DATASET ROWS >>
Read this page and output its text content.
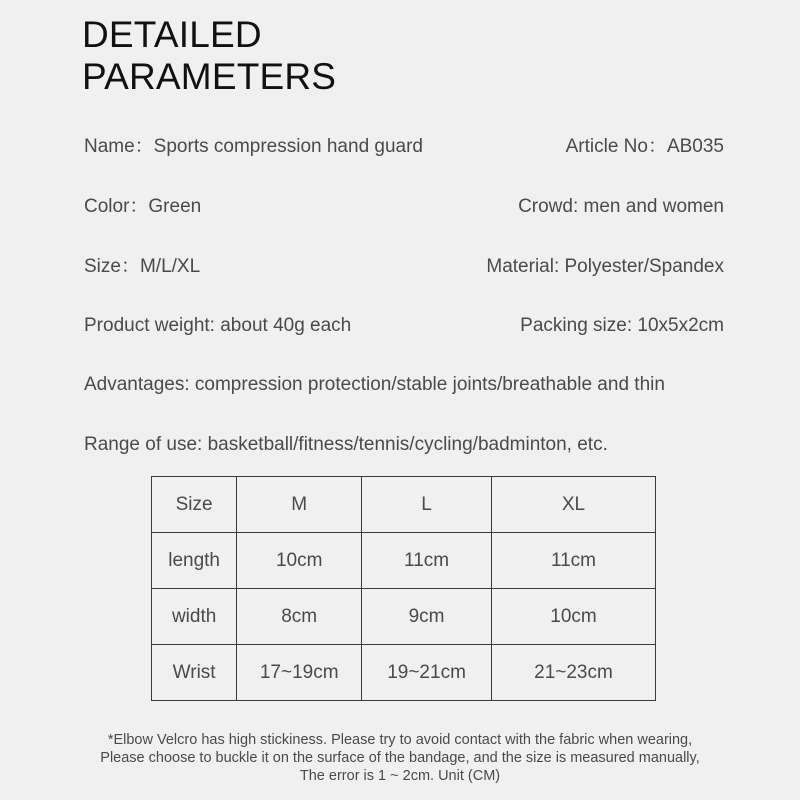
DETAILED
PARAMETERS
Name：Sports compression hand guard	Article No：AB035
Color：Green	Crowd: men and women
Size：M/L/XL	Material: Polyester/Spandex
Product weight: about 40g each	Packing size: 10x5x2cm
Advantages: compression protection/stable joints/breathable and thin
Range of use: basketball/fitness/tennis/cycling/badminton, etc.
Size	M	L	XL
length	10cm	11cm	11cm
width	8cm	9cm	10cm
Wrist	17~19cm	19~21cm	21~23cm
*Elbow Velcro has high stickiness. Please try to avoid contact with the fabric when wearing,
Please choose to buckle it on the surface of the bandage, and the size is measured manually,
The error is 1 ~ 2cm. Unit (CM)
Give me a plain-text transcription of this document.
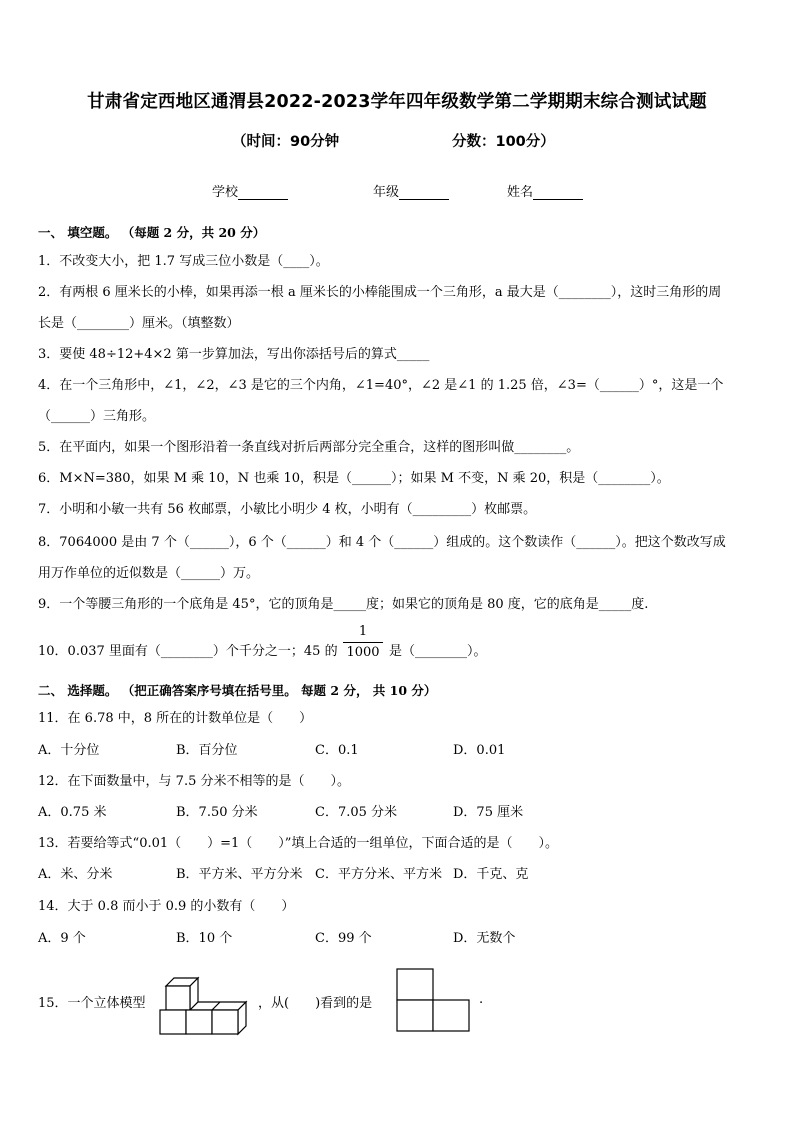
甘肃省定西地区通渭县2022-2023学年四年级数学第二学期期末综合测试试题
（时间：90分钟	分数：100分）
学校	年级	姓名
一、 填空题。 （每题 2 分，共 20 分）
1．不改变大小，把 1.7 写成三位小数是（____）。
2．有两根 6 厘米长的小棒，如果再添一根 a 厘米长的小棒能围成一个三角形，a 最大是（________），这时三角形的周
长是（________）厘米。（填整数）
3．要使 48÷12+4×2 第一步算加法，写出你添括号后的算式_____
4．在一个三角形中，∠1，∠2，∠3 是它的三个内角，∠1=40°，∠2 是∠1 的 1.25 倍，∠3=（______）°，这是一个
（______）三角形。
5．在平面内，如果一个图形沿着一条直线对折后两部分完全重合，这样的图形叫做________。
6．M×N=380，如果 M 乘 10，N 也乘 10，积是（______）；如果 M 不变，N 乘 20，积是（________）。
7．小明和小敏一共有 56 枚邮票，小敏比小明少 4 枚，小明有（_________）枚邮票。
8．7064000 是由 7 个（______），6 个（______）和 4 个（______）组成的。这个数读作（______）。把这个数改写成
用万作单位的近似数是（______）万。
9．一个等腰三角形的一个底角是 45°，它的顶角是_____度；如果它的顶角是 80 度，它的底角是_____度.
10．0.037 里面有（________）个千分之一；45 的
1
1000 是（________）。
二、 选择题。 （把正确答案序号填在括号里。 每题 2 分， 共 10 分）
11．在 6.78 中，8 所在的计数单位是（　　）
A．十分位	B．百分位	C．0.1	D．0.01
12．在下面数量中，与 7.5 分米不相等的是（　　）。
A．0.75 米	B．7.50 分米	C．7.05 分米	D．75 厘米
13．若要给等式“0.01（　　）=1（　　）”填上合适的一组单位，下面合适的是（　　）。
A．米、分米	B．平方米、平方分米 C．平方分米、平方米 D．千克、克
14．大于 0.8 而小于 0.9 的小数有（　　）
A．9 个	B．10 个	C．99 个	D．无数个
15．一个立体模型	，从(　　)看到的是	.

THE REQUEST >>
Across the material above, how many lines include the string "compression"? Only the number is wanted.

RESULT >>
2